--- Start of Input for this task ---

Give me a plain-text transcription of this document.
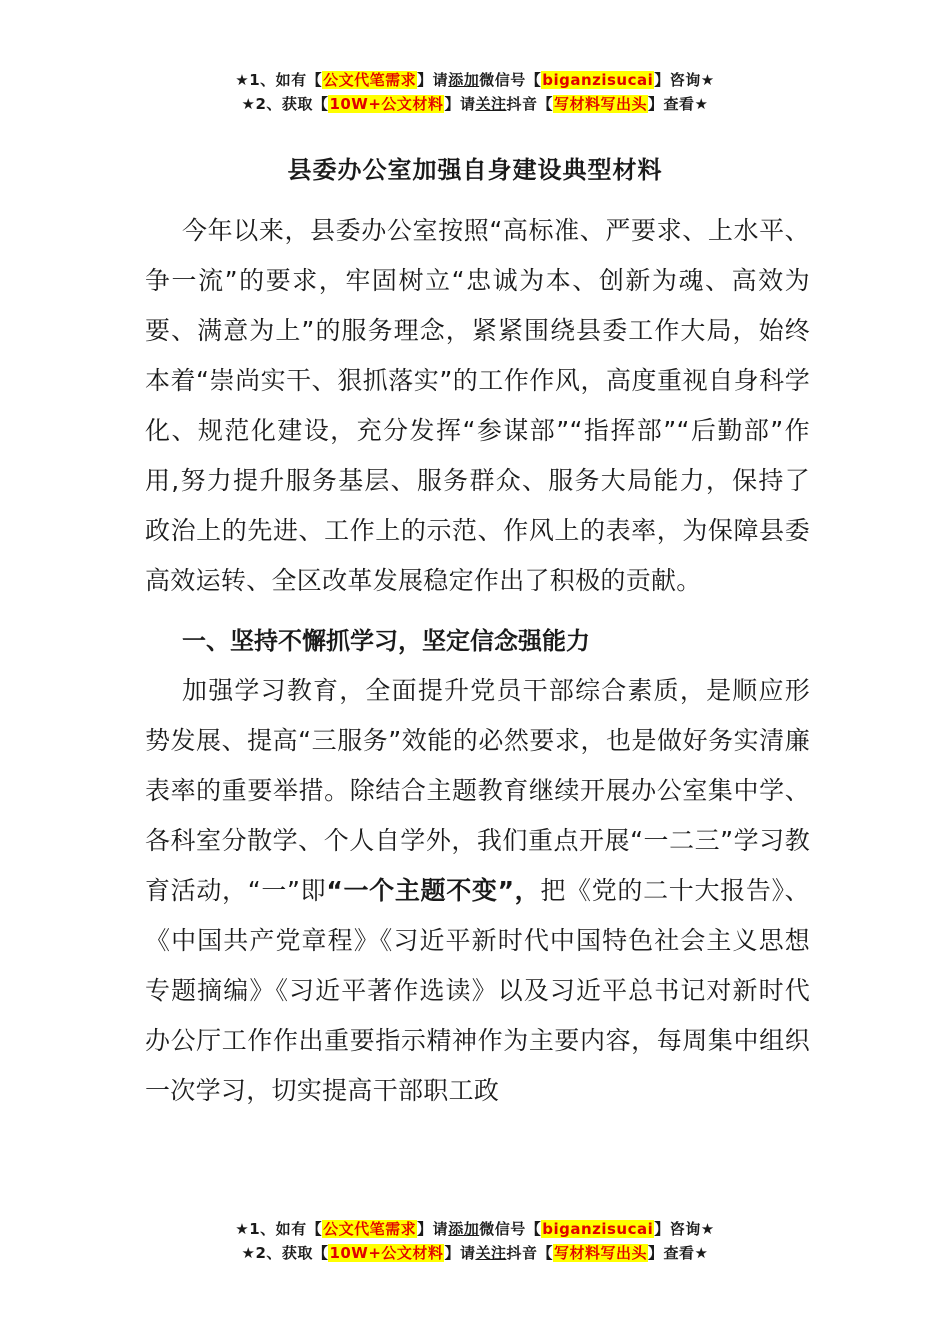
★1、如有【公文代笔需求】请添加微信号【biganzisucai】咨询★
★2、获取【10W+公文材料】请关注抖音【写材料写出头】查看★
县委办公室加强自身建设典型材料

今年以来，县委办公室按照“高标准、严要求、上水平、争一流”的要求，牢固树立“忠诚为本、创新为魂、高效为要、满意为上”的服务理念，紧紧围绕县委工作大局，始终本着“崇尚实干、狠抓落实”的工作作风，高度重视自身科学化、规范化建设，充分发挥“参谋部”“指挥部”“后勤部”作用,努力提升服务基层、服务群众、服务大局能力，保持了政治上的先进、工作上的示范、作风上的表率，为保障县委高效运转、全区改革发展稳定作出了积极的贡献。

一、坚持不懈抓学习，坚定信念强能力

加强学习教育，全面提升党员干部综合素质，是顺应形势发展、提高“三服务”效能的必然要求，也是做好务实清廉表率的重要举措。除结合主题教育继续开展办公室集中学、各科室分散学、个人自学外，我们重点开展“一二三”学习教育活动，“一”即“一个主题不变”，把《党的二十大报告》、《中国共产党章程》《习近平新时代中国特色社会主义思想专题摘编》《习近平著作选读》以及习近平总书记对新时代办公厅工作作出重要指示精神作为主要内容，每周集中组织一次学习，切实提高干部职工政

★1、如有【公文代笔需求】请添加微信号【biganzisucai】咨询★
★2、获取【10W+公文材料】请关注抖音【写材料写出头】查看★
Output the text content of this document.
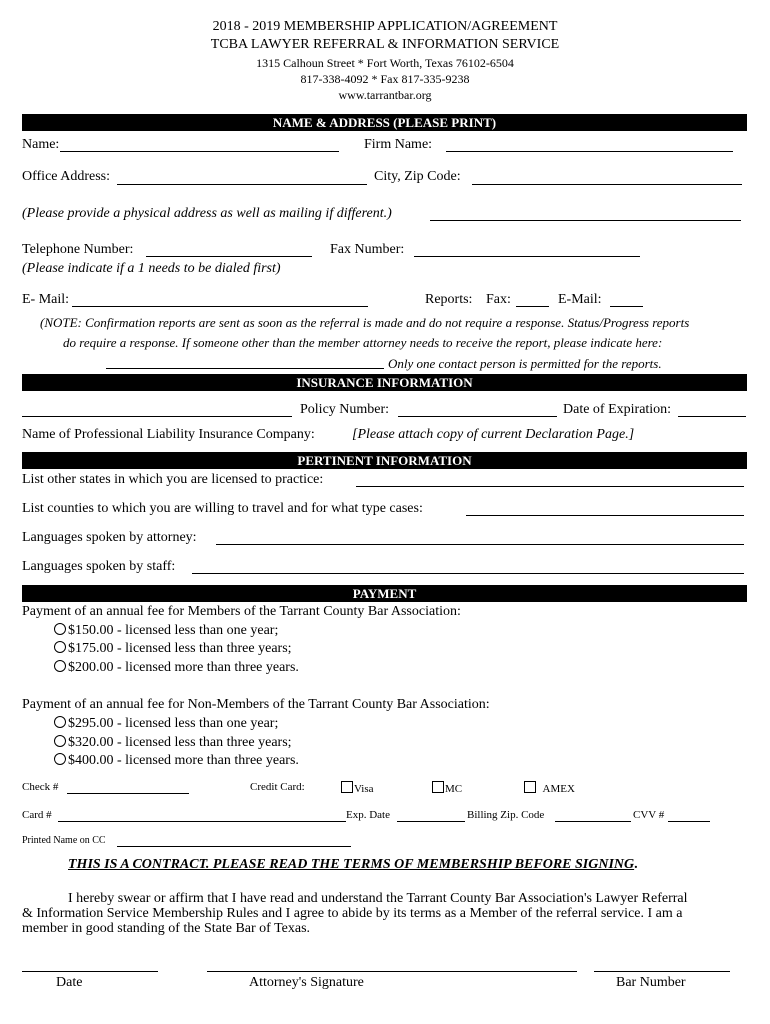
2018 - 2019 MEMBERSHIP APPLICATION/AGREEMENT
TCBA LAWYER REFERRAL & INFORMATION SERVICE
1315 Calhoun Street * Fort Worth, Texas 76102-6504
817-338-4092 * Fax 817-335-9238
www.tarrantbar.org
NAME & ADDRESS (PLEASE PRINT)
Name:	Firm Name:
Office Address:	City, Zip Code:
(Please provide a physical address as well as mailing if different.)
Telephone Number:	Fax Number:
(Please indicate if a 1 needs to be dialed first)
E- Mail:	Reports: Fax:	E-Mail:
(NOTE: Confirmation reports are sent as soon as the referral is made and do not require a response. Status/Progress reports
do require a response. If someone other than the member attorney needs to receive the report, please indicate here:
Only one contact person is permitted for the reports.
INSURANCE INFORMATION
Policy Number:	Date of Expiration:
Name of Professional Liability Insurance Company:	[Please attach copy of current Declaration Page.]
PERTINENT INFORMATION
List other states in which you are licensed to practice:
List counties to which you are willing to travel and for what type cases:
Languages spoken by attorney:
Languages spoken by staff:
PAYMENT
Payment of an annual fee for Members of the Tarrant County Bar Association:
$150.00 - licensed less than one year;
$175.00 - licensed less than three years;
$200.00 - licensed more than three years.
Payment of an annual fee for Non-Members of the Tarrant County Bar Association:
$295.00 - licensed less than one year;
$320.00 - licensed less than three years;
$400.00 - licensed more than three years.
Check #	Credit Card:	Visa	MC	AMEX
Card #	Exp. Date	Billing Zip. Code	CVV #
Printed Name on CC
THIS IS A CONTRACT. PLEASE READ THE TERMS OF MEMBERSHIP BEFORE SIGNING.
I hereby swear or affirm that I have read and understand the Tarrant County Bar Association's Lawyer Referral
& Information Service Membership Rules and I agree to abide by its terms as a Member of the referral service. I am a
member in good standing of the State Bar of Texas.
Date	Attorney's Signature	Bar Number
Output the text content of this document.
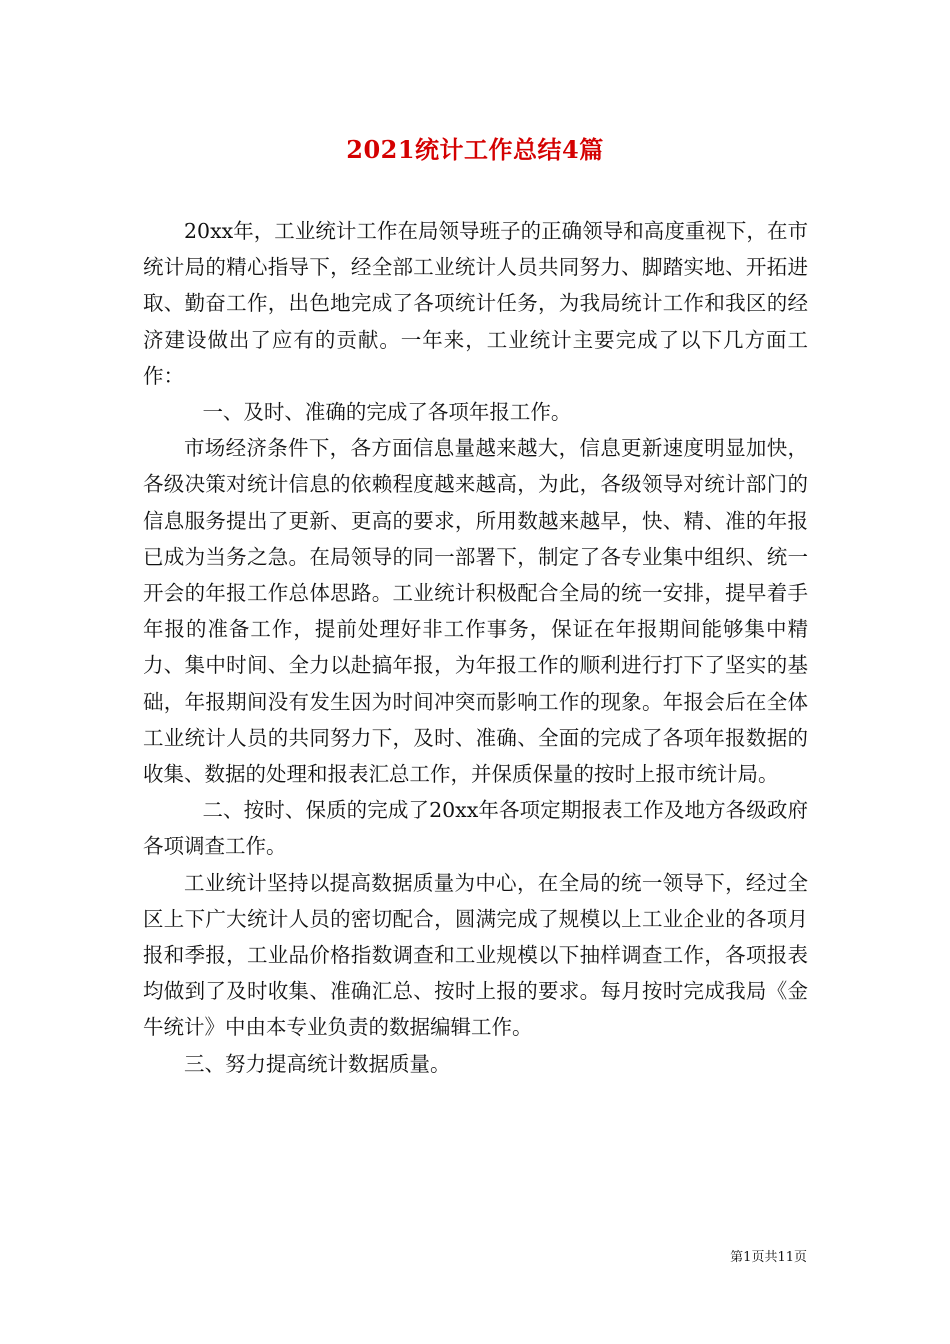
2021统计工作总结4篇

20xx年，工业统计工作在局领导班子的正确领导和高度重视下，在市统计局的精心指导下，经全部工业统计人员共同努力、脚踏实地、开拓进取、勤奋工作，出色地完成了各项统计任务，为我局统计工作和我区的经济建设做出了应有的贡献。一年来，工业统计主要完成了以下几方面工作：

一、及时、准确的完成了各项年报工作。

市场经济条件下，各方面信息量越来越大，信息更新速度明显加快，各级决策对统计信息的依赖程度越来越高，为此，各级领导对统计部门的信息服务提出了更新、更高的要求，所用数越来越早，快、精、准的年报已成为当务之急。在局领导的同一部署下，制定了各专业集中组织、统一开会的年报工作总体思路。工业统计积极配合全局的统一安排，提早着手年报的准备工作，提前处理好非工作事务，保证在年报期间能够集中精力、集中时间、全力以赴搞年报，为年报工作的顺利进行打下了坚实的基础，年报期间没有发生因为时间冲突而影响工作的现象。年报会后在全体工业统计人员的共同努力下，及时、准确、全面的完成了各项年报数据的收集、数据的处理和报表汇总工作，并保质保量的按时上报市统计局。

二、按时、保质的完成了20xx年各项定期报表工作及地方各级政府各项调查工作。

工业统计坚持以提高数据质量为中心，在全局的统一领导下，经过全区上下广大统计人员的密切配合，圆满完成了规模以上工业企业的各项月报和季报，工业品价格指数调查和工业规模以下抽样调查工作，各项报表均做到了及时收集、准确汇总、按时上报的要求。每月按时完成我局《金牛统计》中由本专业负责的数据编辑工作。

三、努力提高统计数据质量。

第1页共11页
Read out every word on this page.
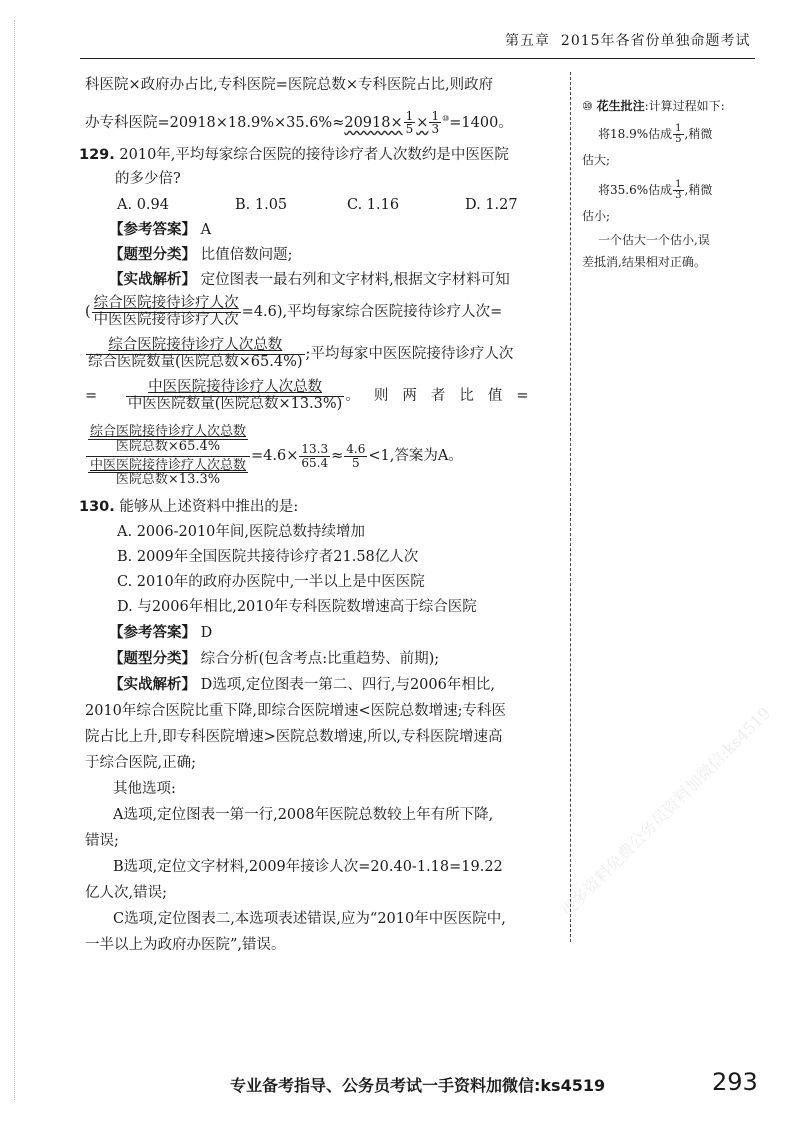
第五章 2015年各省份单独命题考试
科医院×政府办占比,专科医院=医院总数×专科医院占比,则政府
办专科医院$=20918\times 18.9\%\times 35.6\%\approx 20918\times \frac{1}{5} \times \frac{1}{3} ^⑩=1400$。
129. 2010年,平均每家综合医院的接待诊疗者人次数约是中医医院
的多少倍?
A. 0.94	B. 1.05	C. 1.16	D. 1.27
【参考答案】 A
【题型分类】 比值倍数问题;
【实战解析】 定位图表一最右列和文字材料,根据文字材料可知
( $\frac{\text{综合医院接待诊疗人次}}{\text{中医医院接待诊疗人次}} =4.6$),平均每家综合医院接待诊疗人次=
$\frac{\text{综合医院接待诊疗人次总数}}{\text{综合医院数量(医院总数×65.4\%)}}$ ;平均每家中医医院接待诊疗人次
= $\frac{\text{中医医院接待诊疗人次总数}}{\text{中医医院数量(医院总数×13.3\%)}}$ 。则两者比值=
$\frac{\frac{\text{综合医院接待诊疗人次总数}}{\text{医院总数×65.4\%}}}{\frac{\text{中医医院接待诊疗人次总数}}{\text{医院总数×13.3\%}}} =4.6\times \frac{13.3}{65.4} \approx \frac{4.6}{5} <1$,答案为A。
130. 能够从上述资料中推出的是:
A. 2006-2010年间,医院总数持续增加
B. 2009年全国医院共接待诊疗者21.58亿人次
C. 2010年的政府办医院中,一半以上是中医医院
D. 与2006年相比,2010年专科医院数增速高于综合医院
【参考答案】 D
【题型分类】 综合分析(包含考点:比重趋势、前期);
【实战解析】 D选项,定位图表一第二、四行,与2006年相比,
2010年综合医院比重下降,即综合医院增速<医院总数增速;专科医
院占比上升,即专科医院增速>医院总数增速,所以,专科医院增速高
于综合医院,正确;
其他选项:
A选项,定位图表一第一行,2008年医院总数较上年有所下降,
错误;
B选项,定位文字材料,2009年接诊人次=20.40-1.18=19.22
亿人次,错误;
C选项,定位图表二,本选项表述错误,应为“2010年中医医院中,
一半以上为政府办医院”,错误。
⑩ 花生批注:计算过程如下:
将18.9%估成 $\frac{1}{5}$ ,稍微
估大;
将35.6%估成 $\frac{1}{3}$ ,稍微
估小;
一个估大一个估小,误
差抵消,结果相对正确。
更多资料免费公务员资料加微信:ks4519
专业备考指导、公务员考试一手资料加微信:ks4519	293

--- End of Input for this task ---

*What is required*. Except for the pictures, give all the material above again verbatim.

*Response to this exercise*.
Give me a plain-text transcription of this document.
★1、如有【公文代笔需求】请添加微信号【biganzisucai】咨询★
★2、获取【10W+公文材料】请关注抖音【写材料写出头】查看★
县委办公室加强自身建设典型材料

今年以来，县委办公室按照“高标准、严要求、上水平、争一流”的要求，牢固树立“忠诚为本、创新为魂、高效为要、满意为上”的服务理念，紧紧围绕县委工作大局，始终本着“崇尚实干、狠抓落实”的工作作风，高度重视自身科学化、规范化建设，充分发挥“参谋部”“指挥部”“后勤部”作用,努力提升服务基层、服务群众、服务大局能力，保持了政治上的先进、工作上的示范、作风上的表率，为保障县委高效运转、全区改革发展稳定作出了积极的贡献。

一、坚持不懈抓学习，坚定信念强能力

加强学习教育，全面提升党员干部综合素质，是顺应形势发展、提高“三服务”效能的必然要求，也是做好务实清廉表率的重要举措。除结合主题教育继续开展办公室集中学、各科室分散学、个人自学外，我们重点开展“一二三”学习教育活动，“一”即“一个主题不变”，把《党的二十大报告》、《中国共产党章程》《习近平新时代中国特色社会主义思想专题摘编》《习近平著作选读》以及习近平总书记对新时代办公厅工作作出重要指示精神作为主要内容，每周集中组织一次学习，切实提高干部职工政

★1、如有【公文代笔需求】请添加微信号【biganzisucai】咨询★
★2、获取【10W+公文材料】请关注抖音【写材料写出头】查看★
Output the text content of this document.
2018 - 2019 MEMBERSHIP APPLICATION/AGREEMENT
TCBA LAWYER REFERRAL & INFORMATION SERVICE
1315 Calhoun Street * Fort Worth, Texas 76102-6504
817-338-4092 * Fax 817-335-9238
www.tarrantbar.org
NAME & ADDRESS (PLEASE PRINT)
Name:	Firm Name:
Office Address:	City, Zip Code:
(Please provide a physical address as well as mailing if different.)
Telephone Number:	Fax Number:
(Please indicate if a 1 needs to be dialed first)
E- Mail:	Reports: Fax:	E-Mail:
(NOTE: Confirmation reports are sent as soon as the referral is made and do not require a response. Status/Progress reports
do require a response. If someone other than the member attorney needs to receive the report, please indicate here:
Only one contact person is permitted for the reports.
INSURANCE INFORMATION
Policy Number:	Date of Expiration:
Name of Professional Liability Insurance Company:	[Please attach copy of current Declaration Page.]
PERTINENT INFORMATION
List other states in which you are licensed to practice:
List counties to which you are willing to travel and for what type cases:
Languages spoken by attorney:
Languages spoken by staff:
PAYMENT
Payment of an annual fee for Members of the Tarrant County Bar Association:
$150.00 - licensed less than one year;
$175.00 - licensed less than three years;
$200.00 - licensed more than three years.
Payment of an annual fee for Non-Members of the Tarrant County Bar Association:
$295.00 - licensed less than one year;
$320.00 - licensed less than three years;
$400.00 - licensed more than three years.
Check #	Credit Card:	Visa	MC	AMEX
Card #	Exp. Date	Billing Zip. Code	CVV #
Printed Name on CC
THIS IS A CONTRACT. PLEASE READ THE TERMS OF MEMBERSHIP BEFORE SIGNING.
I hereby swear or affirm that I have read and understand the Tarrant County Bar Association's Lawyer Referral
& Information Service Membership Rules and I agree to abide by its terms as a Member of the referral service. I am a
member in good standing of the State Bar of Texas.
Date	Attorney's Signature	Bar Number
Output the text content of this document.
2021统计工作总结4篇

20xx年，工业统计工作在局领导班子的正确领导和高度重视下，在市统计局的精心指导下，经全部工业统计人员共同努力、脚踏实地、开拓进取、勤奋工作，出色地完成了各项统计任务，为我局统计工作和我区的经济建设做出了应有的贡献。一年来，工业统计主要完成了以下几方面工作：

一、及时、准确的完成了各项年报工作。

市场经济条件下，各方面信息量越来越大，信息更新速度明显加快，各级决策对统计信息的依赖程度越来越高，为此，各级领导对统计部门的信息服务提出了更新、更高的要求，所用数越来越早，快、精、准的年报已成为当务之急。在局领导的同一部署下，制定了各专业集中组织、统一开会的年报工作总体思路。工业统计积极配合全局的统一安排，提早着手年报的准备工作，提前处理好非工作事务，保证在年报期间能够集中精力、集中时间、全力以赴搞年报，为年报工作的顺利进行打下了坚实的基础，年报期间没有发生因为时间冲突而影响工作的现象。年报会后在全体工业统计人员的共同努力下，及时、准确、全面的完成了各项年报数据的收集、数据的处理和报表汇总工作，并保质保量的按时上报市统计局。

二、按时、保质的完成了20xx年各项定期报表工作及地方各级政府各项调查工作。

工业统计坚持以提高数据质量为中心，在全局的统一领导下，经过全区上下广大统计人员的密切配合，圆满完成了规模以上工业企业的各项月报和季报，工业品价格指数调查和工业规模以下抽样调查工作，各项报表均做到了及时收集、准确汇总、按时上报的要求。每月按时完成我局《金牛统计》中由本专业负责的数据编辑工作。

三、努力提高统计数据质量。

第1页共11页
Read out every word on this page.
第五章 2015年各省份单独命题考试
科医院×政府办占比,专科医院=医院总数×专科医院占比,则政府
办专科医院$=20918\times 18.9\%\times 35.6\%\approx 20918\times \frac{1}{5} \times \frac{1}{3} ^⑩=1400$。
129. 2010年,平均每家综合医院的接待诊疗者人次数约是中医医院
的多少倍?
A. 0.94	B. 1.05	C. 1.16	D. 1.27
【参考答案】 A
【题型分类】 比值倍数问题;
【实战解析】 定位图表一最右列和文字材料,根据文字材料可知
( $\frac{\text{综合医院接待诊疗人次}}{\text{中医医院接待诊疗人次}} =4.6$),平均每家综合医院接待诊疗人次=
$\frac{\text{综合医院接待诊疗人次总数}}{\text{综合医院数量(医院总数×65.4\%)}}$ ;平均每家中医医院接待诊疗人次
= $\frac{\text{中医医院接待诊疗人次总数}}{\text{中医医院数量(医院总数×13.3\%)}}$ 。则两者比值=
$\frac{\frac{\text{综合医院接待诊疗人次总数}}{\text{医院总数×65.4\%}}}{\frac{\text{中医医院接待诊疗人次总数}}{\text{医院总数×13.3\%}}} =4.6\times \frac{13.3}{65.4} \approx \frac{4.6}{5} <1$,答案为A。
130. 能够从上述资料中推出的是:
A. 2006-2010年间,医院总数持续增加
B. 2009年全国医院共接待诊疗者21.58亿人次
C. 2010年的政府办医院中,一半以上是中医医院
D. 与2006年相比,2010年专科医院数增速高于综合医院
【参考答案】 D
【题型分类】 综合分析(包含考点:比重趋势、前期);
【实战解析】 D选项,定位图表一第二、四行,与2006年相比,
2010年综合医院比重下降,即综合医院增速<医院总数增速;专科医
院占比上升,即专科医院增速>医院总数增速,所以,专科医院增速高
于综合医院,正确;
其他选项:
A选项,定位图表一第一行,2008年医院总数较上年有所下降,
错误;
B选项,定位文字材料,2009年接诊人次=20.40-1.18=19.22
亿人次,错误;
C选项,定位图表二,本选项表述错误,应为“2010年中医医院中,
一半以上为政府办医院”,错误。
⑩ 花生批注:计算过程如下:
将18.9%估成 $\frac{1}{5}$ ,稍微
估大;
将35.6%估成 $\frac{1}{3}$ ,稍微
估小;
一个估大一个估小,误
差抵消,结果相对正确。
更多资料免费公务员资料加微信:ks4519
专业备考指导、公务员考试一手资料加微信:ks4519	293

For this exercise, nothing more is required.